# Short exercise:
Please report every line from the material that contains the word "PROVINCIA".
— begin Records shown —
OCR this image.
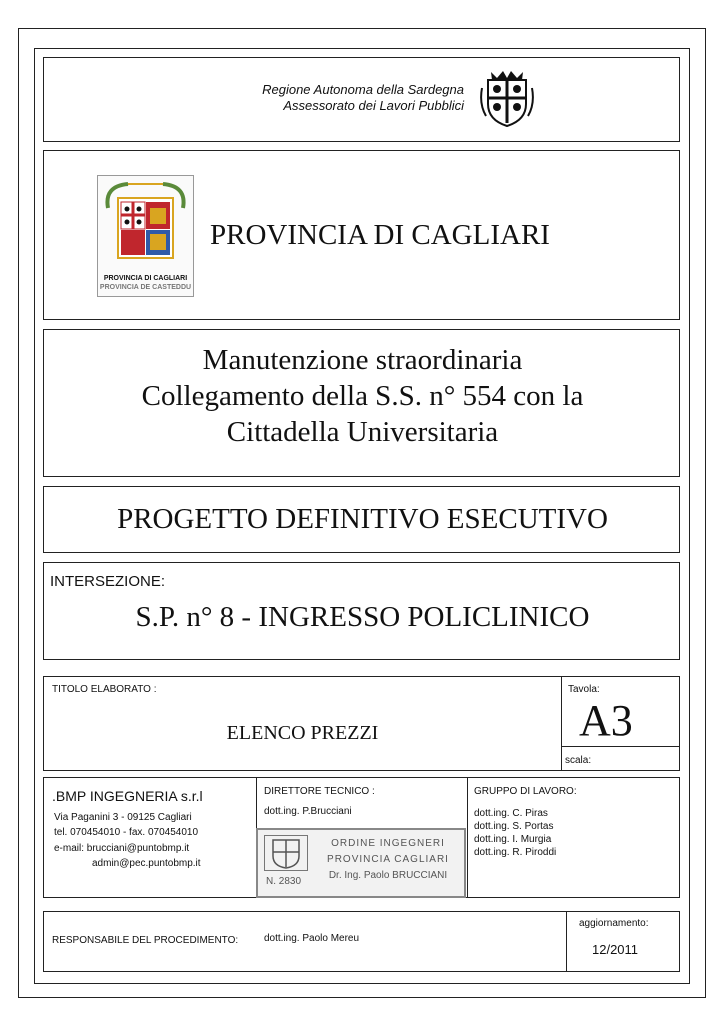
Regione Autonoma della Sardegna
Assessorato dei Lavori Pubblici
PROVINCIA DI CAGLIARI
PROVINCIA DE CASTEDDU
PROVINCIA DI CAGLIARI
Manutenzione straordinaria
Collegamento della S.S. n° 554 con la
Cittadella Universitaria
PROGETTO DEFINITIVO ESECUTIVO
INTERSEZIONE:
S.P. n° 8 - INGRESSO POLICLINICO
TITOLO ELABORATO :
ELENCO PREZZI
Tavola:
A3
scala:
.BMP INGEGNERIA s.r.l
Via Paganini 3 - 09125 Cagliari
tel. 070454010 - fax. 070454010
e-mail: brucciani@puntobmp.it
admin@pec.puntobmp.it
DIRETTORE TECNICO :
dott.ing. P.Brucciani
N. 2830
ORDINE INGEGNERI
PROVINCIA CAGLIARI
Dr. Ing. Paolo BRUCCIANI
GRUPPO DI LAVORO:
dott.ing. C. Piras
dott.ing. S. Portas
dott.ing. I. Murgia
dott.ing. R. Piroddi
RESPONSABILE DEL PROCEDIMENTO:	dott.ing. Paolo Mereu
aggiornamento:
12/2011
— end Records shown —
# Written response:
PROVINCIA DI CAGLIARI
PROVINCIA DE CASTEDDU
PROVINCIA DI CAGLIARI
PROVINCIA CAGLIARI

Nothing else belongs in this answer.